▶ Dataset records
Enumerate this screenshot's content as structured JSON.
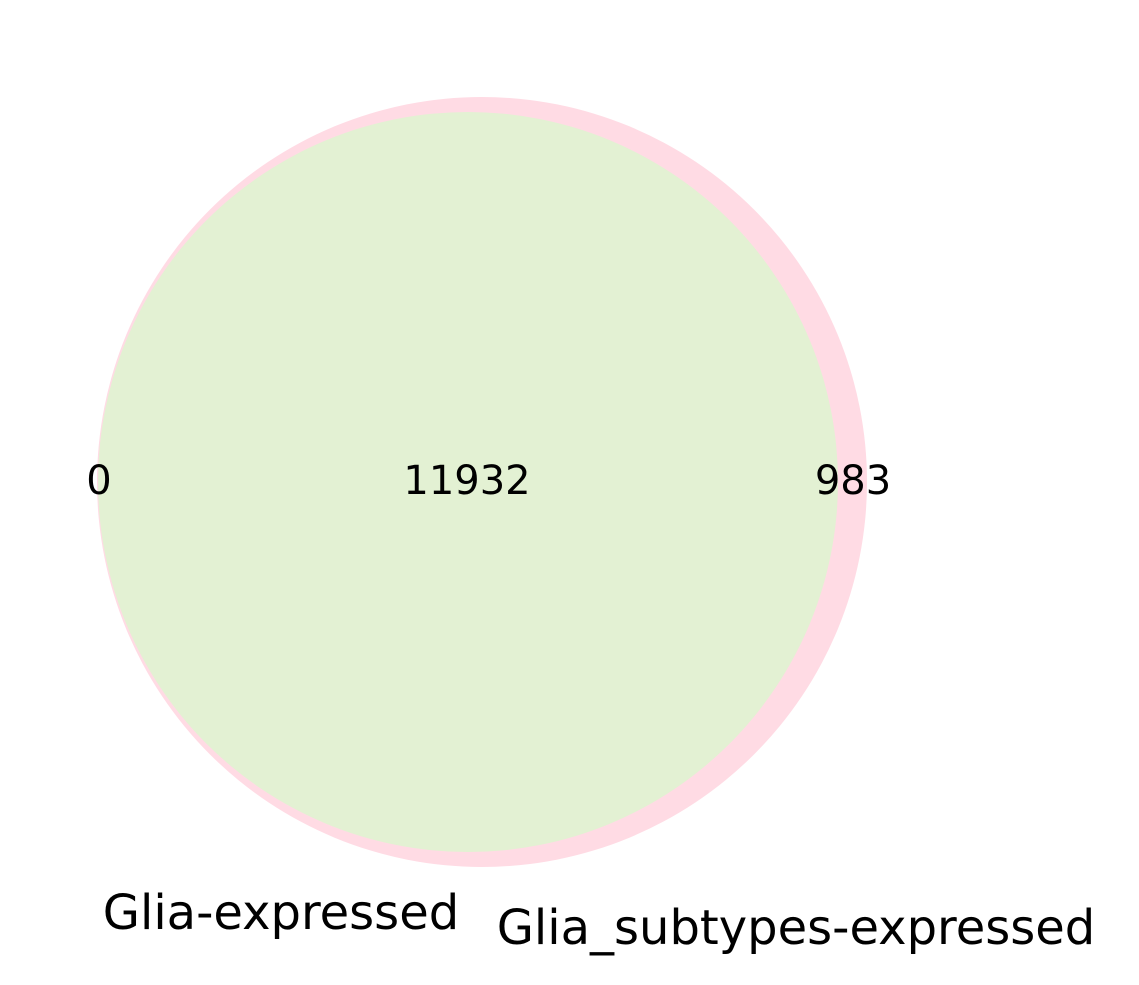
{
  "diagram": {
    "type": "venn2",
    "sets": [
      {
        "name": "Glia-expressed",
        "only_count": "0",
        "color": "#e2f0d4"
      },
      {
        "name": "Glia_subtypes-expressed",
        "only_count": "983",
        "color": "#ffdbe4"
      }
    ],
    "intersection_count": "11932",
    "intersection_color": "#e3f1d3"
  }
}
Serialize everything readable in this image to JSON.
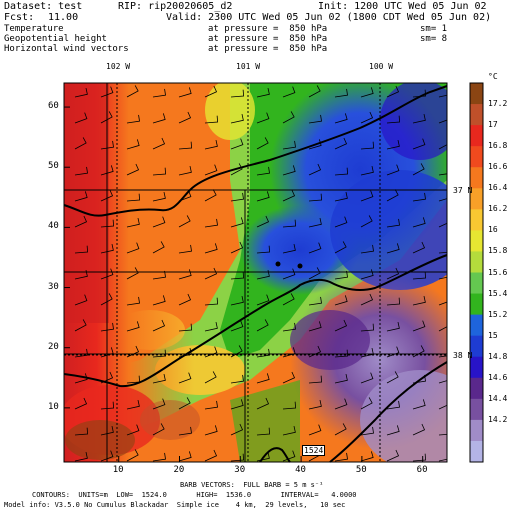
{
  "header": {
    "dataset": "Dataset: test",
    "rip": "RIP: rip20020605_d2",
    "init": "Init: 1200 UTC Wed 05 Jun 02",
    "fcst_label": "Fcst:",
    "fcst_value": "11.00",
    "valid": "Valid: 2300 UTC Wed 05 Jun 02 (1800 CDT Wed 05 Jun 02)"
  },
  "fields": [
    {
      "name": "Temperature",
      "level": "at pressure =  850 hPa",
      "sm": "sm= 1"
    },
    {
      "name": "Geopotential height",
      "level": "at pressure =  850 hPa",
      "sm": "sm= 8"
    },
    {
      "name": "Horizontal wind vectors",
      "level": "at pressure =  850 hPa",
      "sm": ""
    }
  ],
  "chart_data": {
    "type": "heatmap",
    "title": "",
    "x_ticks": [
      10,
      20,
      30,
      40,
      50,
      60
    ],
    "y_ticks": [
      10,
      20,
      30,
      40,
      50,
      60
    ],
    "xlim": [
      1,
      64
    ],
    "ylim": [
      1,
      64
    ],
    "lon_labels": [
      "102 W",
      "101 W",
      "100 W"
    ],
    "lat_labels": [
      "37 N",
      "38 N"
    ],
    "colorbar_unit": "°C",
    "colorbar_values": [
      "17.2",
      "17",
      "16.8",
      "16.6",
      "16.4",
      "16.2",
      "16",
      "15.8",
      "15.6",
      "15.4",
      "15.2",
      "15",
      "14.8",
      "14.6",
      "14.4",
      "14.2"
    ],
    "colorbar_colors": [
      "#8b4513",
      "#c0502a",
      "#e8281e",
      "#f04a1e",
      "#f5781e",
      "#f8a028",
      "#f8c832",
      "#e6e632",
      "#b4dc3c",
      "#64c850",
      "#32b41e",
      "#1e64dc",
      "#1e3cd2",
      "#2814c8",
      "#5a288c",
      "#7850a0",
      "#a08cc8",
      "#b4b4e6"
    ],
    "contour_label": "1524"
  },
  "footer": {
    "barb": "BARB VECTORS:  FULL BARB = 5 m s⁻¹",
    "contours": "CONTOURS:  UNITS=m  LOW=  1524.0       HIGH=  1536.0       INTERVAL=   4.0000",
    "model": "Model info: V3.5.0 No Cumulus Blackadar  Simple ice    4 km,  29 levels,   10 sec"
  }
}
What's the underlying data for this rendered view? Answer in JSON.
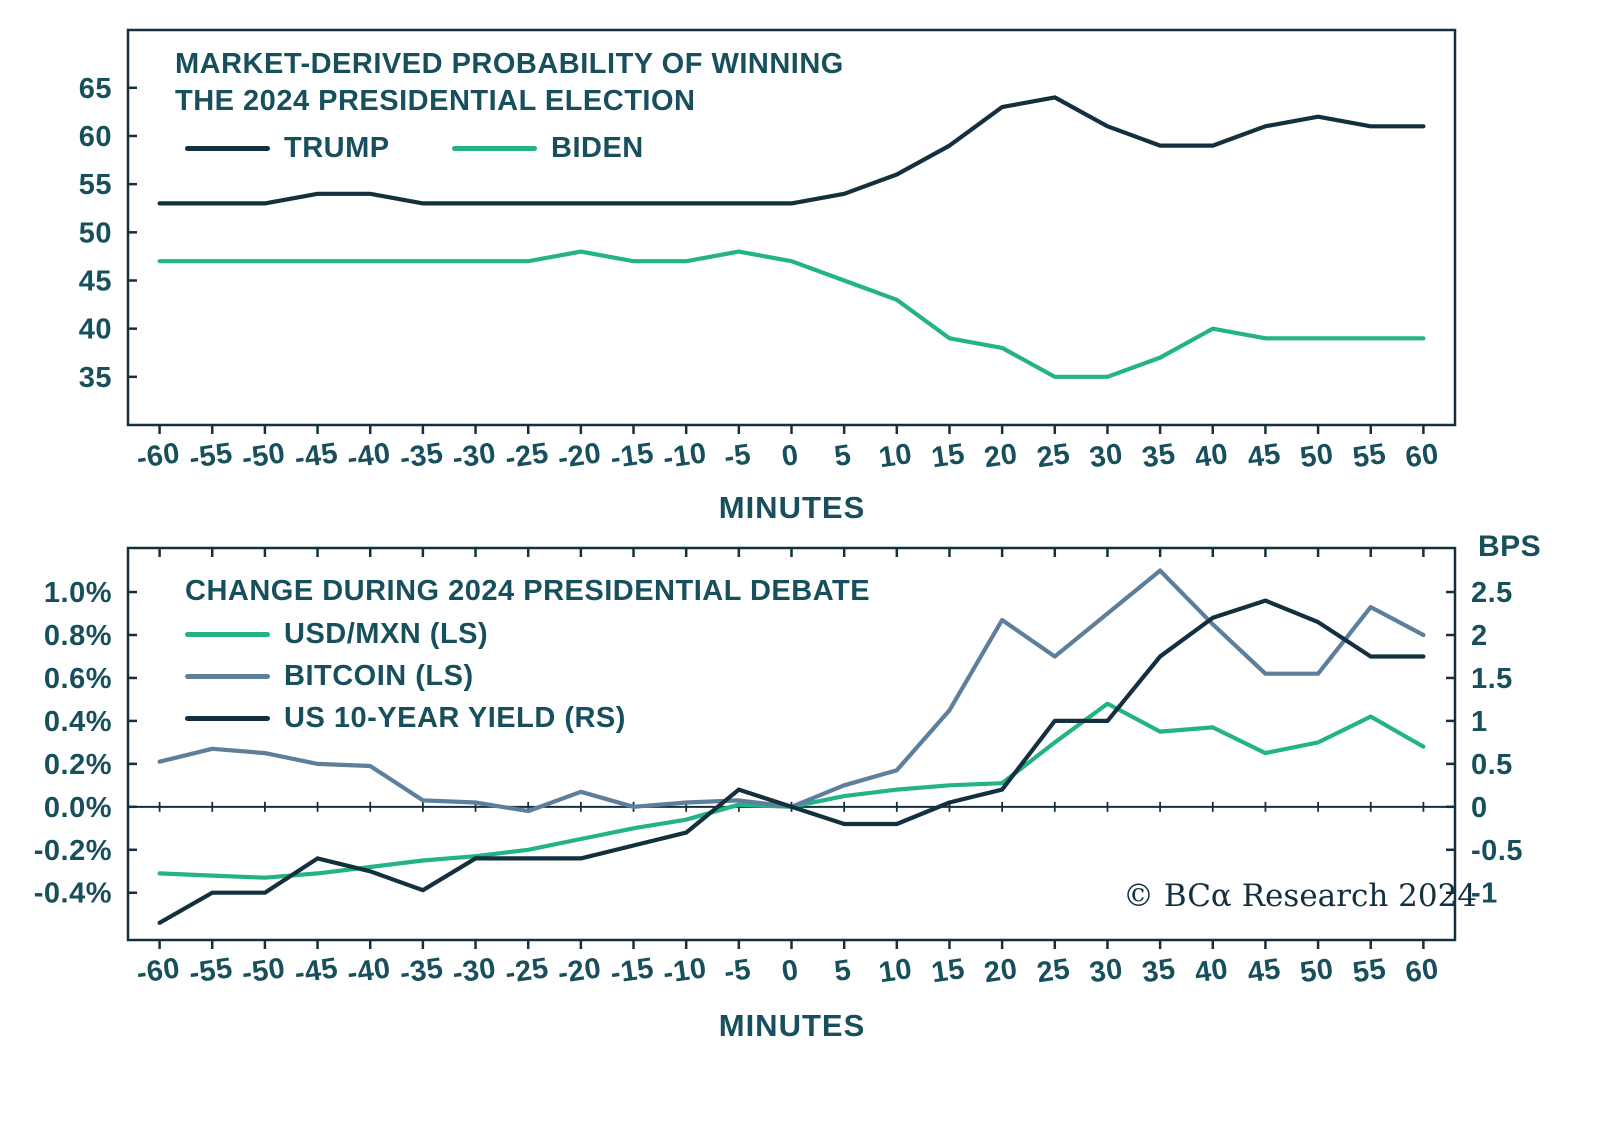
{
  "colors": {
    "dark_navy": "#14303e",
    "teal_text": "#17505c",
    "green": "#23b384",
    "slate_blue": "#5d7f9b",
    "background": "#ffffff"
  },
  "chart_data": [
    {
      "type": "line",
      "title": "MARKET-DERIVED PROBABILITY OF WINNING THE 2024 PRESIDENTIAL ELECTION",
      "title_lines": [
        "MARKET-DERIVED PROBABILITY OF WINNING",
        "THE 2024 PRESIDENTIAL ELECTION"
      ],
      "xlabel": "MINUTES",
      "x": [
        -60,
        -55,
        -50,
        -45,
        -40,
        -35,
        -30,
        -25,
        -20,
        -15,
        -10,
        -5,
        0,
        5,
        10,
        15,
        20,
        25,
        30,
        35,
        40,
        45,
        50,
        55,
        60
      ],
      "ylim": [
        30,
        71
      ],
      "y_ticks": [
        65,
        60,
        55,
        50,
        45,
        40,
        35
      ],
      "legend_position": "top-left-inline",
      "grid": false,
      "series": [
        {
          "name": "TRUMP",
          "color_key": "dark_navy",
          "values": [
            53,
            53,
            53,
            54,
            54,
            53,
            53,
            53,
            53,
            53,
            53,
            53,
            53,
            54,
            56,
            59,
            63,
            64,
            61,
            59,
            59,
            61,
            62,
            61,
            61
          ]
        },
        {
          "name": "BIDEN",
          "color_key": "green",
          "values": [
            47,
            47,
            47,
            47,
            47,
            47,
            47,
            47,
            48,
            47,
            47,
            48,
            47,
            45,
            43,
            39,
            38,
            35,
            35,
            37,
            40,
            39,
            39,
            39,
            39
          ]
        }
      ]
    },
    {
      "type": "line",
      "title": "CHANGE DURING 2024 PRESIDENTIAL DEBATE",
      "title_lines": [
        "CHANGE DURING 2024 PRESIDENTIAL DEBATE"
      ],
      "xlabel": "MINUTES",
      "right_axis_label": "BPS",
      "watermark": "© BCα Research 2024",
      "x": [
        -60,
        -55,
        -50,
        -45,
        -40,
        -35,
        -30,
        -25,
        -20,
        -15,
        -10,
        -5,
        0,
        5,
        10,
        15,
        20,
        25,
        30,
        35,
        40,
        45,
        50,
        55,
        60
      ],
      "ylim_left_pct": [
        -0.62,
        1.205
      ],
      "y_ticks_left": [
        "1.0%",
        "0.8%",
        "0.6%",
        "0.4%",
        "0.2%",
        "0.0%",
        "-0.2%",
        "-0.4%"
      ],
      "y_ticks_right": [
        "2.5",
        "2",
        "1.5",
        "1",
        "0.5",
        "0",
        "-0.5",
        "-1"
      ],
      "right_axis_scale_bps_per_pct": 2.5,
      "zero_line": true,
      "grid": false,
      "legend_position": "top-left-stacked",
      "series": [
        {
          "name": "USD/MXN (LS)",
          "axis": "left",
          "unit": "pct",
          "color_key": "green",
          "values": [
            -0.31,
            -0.32,
            -0.33,
            -0.31,
            -0.28,
            -0.25,
            -0.23,
            -0.2,
            -0.15,
            -0.1,
            -0.06,
            0.01,
            0.0,
            0.05,
            0.08,
            0.1,
            0.11,
            0.3,
            0.48,
            0.35,
            0.37,
            0.25,
            0.3,
            0.42,
            0.28
          ]
        },
        {
          "name": "BITCOIN (LS)",
          "axis": "left",
          "unit": "pct",
          "color_key": "slate_blue",
          "values": [
            0.21,
            0.27,
            0.25,
            0.2,
            0.19,
            0.03,
            0.02,
            -0.02,
            0.07,
            0.0,
            0.02,
            0.03,
            0.0,
            0.1,
            0.17,
            0.45,
            0.87,
            0.7,
            0.9,
            1.1,
            0.85,
            0.62,
            0.62,
            0.93,
            0.8
          ]
        },
        {
          "name": "US 10-YEAR YIELD (RS)",
          "axis": "right",
          "unit": "bps",
          "color_key": "dark_navy",
          "values": [
            -1.35,
            -1.0,
            -1.0,
            -0.6,
            -0.75,
            -0.97,
            -0.6,
            -0.6,
            -0.6,
            -0.45,
            -0.3,
            0.2,
            0.0,
            -0.2,
            -0.2,
            0.05,
            0.2,
            1.0,
            1.0,
            1.75,
            2.2,
            2.4,
            2.15,
            1.75,
            1.75
          ]
        }
      ]
    }
  ]
}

▶ STATED TASK
Show every line of the listing in which the string "name" can be found.

▶ EXERCISE SOLUTION
        "name": "Glia-expressed",
        "name": "Glia_subtypes-expressed",
      "name": "Temperature",
      "name": "Geopotential height",
      "name": "Horizontal wind vectors",
          "name": "TRUMP",
          "name": "BIDEN",
          "name": "USD/MXN (LS)",
          "name": "BITCOIN (LS)",
          "name": "US 10-YEAR YIELD (RS)",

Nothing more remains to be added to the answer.